## Start

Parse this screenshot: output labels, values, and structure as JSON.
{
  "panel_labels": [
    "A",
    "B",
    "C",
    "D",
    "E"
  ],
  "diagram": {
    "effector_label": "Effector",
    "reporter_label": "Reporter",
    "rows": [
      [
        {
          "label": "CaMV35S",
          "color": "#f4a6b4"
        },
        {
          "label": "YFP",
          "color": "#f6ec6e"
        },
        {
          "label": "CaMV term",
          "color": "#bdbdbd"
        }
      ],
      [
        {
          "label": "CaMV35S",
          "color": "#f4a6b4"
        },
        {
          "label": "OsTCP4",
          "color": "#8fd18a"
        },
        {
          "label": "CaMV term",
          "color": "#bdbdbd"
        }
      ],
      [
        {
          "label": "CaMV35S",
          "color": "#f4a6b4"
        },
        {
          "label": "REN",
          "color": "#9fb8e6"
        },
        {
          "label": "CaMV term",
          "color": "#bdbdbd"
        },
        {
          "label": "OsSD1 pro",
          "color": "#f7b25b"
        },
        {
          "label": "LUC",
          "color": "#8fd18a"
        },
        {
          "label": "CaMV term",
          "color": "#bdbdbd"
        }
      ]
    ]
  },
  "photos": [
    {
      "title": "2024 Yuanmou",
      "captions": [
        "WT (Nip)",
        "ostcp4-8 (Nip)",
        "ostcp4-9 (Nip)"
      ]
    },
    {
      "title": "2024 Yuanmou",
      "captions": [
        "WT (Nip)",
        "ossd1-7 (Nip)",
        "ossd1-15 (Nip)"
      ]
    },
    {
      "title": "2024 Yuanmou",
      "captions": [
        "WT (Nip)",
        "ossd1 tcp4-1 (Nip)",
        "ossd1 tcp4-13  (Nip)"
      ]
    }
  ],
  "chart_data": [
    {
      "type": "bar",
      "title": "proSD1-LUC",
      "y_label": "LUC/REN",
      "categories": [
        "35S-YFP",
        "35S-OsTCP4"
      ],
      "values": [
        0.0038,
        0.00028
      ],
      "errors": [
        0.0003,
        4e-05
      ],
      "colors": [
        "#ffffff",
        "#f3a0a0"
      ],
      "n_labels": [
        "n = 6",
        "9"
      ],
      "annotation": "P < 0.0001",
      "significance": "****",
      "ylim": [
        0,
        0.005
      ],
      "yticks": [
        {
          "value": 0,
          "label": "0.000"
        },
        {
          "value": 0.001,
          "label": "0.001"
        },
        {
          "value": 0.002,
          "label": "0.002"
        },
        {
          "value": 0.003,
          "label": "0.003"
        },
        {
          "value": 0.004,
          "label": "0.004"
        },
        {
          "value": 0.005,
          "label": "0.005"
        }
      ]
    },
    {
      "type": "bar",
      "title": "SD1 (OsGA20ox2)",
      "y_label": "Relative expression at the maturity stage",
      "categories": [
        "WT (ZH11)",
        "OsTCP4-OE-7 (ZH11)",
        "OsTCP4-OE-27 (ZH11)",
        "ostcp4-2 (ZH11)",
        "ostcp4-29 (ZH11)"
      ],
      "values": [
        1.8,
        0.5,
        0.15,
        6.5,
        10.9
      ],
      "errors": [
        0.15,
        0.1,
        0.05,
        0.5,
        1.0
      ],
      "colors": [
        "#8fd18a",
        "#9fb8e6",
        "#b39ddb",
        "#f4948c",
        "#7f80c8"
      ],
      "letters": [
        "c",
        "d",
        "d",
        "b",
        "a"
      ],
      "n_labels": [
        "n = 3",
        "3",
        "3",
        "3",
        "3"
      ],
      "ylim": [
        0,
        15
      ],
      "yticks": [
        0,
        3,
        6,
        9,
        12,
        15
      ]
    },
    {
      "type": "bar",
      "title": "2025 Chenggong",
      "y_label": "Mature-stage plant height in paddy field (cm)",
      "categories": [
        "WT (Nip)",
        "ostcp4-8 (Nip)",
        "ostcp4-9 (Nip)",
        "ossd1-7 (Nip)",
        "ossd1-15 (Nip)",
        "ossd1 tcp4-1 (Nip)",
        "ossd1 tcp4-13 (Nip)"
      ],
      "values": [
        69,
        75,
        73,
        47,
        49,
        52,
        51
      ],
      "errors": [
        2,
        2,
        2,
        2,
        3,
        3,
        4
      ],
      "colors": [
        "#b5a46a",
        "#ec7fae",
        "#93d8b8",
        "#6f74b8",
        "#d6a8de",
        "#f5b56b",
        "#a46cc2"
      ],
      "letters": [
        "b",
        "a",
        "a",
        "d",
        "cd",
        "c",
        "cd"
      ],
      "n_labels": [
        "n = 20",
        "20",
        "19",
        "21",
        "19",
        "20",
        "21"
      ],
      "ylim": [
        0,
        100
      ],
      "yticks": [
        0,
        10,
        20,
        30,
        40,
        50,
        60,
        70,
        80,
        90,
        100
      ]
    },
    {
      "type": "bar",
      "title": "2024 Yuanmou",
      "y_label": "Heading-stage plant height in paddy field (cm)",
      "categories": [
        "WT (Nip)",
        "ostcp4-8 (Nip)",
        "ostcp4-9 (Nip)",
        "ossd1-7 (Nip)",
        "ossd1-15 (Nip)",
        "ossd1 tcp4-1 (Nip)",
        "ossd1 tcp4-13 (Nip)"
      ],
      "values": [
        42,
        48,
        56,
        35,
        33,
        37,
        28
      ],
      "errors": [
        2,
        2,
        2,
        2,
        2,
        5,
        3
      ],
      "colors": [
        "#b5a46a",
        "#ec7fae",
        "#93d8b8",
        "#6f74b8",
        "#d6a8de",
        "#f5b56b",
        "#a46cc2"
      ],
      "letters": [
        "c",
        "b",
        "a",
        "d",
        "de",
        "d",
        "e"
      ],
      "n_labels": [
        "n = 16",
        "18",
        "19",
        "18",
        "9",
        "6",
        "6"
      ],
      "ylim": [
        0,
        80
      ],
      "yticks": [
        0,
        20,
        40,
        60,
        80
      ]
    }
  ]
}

## End
## Start

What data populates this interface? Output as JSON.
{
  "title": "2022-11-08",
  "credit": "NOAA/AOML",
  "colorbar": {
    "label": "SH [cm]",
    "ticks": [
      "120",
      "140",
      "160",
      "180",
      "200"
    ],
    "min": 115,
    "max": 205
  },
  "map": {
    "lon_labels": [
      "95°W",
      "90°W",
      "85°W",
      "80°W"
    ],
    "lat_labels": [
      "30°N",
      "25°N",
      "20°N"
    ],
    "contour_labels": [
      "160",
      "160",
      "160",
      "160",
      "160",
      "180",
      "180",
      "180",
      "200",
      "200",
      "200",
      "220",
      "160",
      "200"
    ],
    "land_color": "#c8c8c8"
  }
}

## End
## Start

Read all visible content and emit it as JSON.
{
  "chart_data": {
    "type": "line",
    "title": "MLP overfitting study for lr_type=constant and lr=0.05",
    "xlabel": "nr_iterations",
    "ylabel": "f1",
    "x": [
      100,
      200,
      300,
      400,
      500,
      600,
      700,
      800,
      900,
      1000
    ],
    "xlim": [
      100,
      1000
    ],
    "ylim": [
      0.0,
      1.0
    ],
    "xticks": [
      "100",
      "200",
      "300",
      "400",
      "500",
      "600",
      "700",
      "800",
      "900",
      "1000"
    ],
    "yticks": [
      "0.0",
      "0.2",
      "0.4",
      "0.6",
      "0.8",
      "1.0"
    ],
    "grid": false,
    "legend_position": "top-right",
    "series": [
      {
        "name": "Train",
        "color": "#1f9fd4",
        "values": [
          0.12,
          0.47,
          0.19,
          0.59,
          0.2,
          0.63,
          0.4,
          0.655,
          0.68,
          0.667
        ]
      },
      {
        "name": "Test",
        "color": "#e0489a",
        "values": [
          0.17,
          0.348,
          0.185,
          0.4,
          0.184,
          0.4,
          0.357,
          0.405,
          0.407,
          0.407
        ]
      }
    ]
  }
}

## End

**Exercise task**
Pick every line with "height" in it and copy it.

**The answer**
      "y_label": "Mature-stage plant height in paddy field (cm)",
      "y_label": "Heading-stage plant height in paddy field (cm)",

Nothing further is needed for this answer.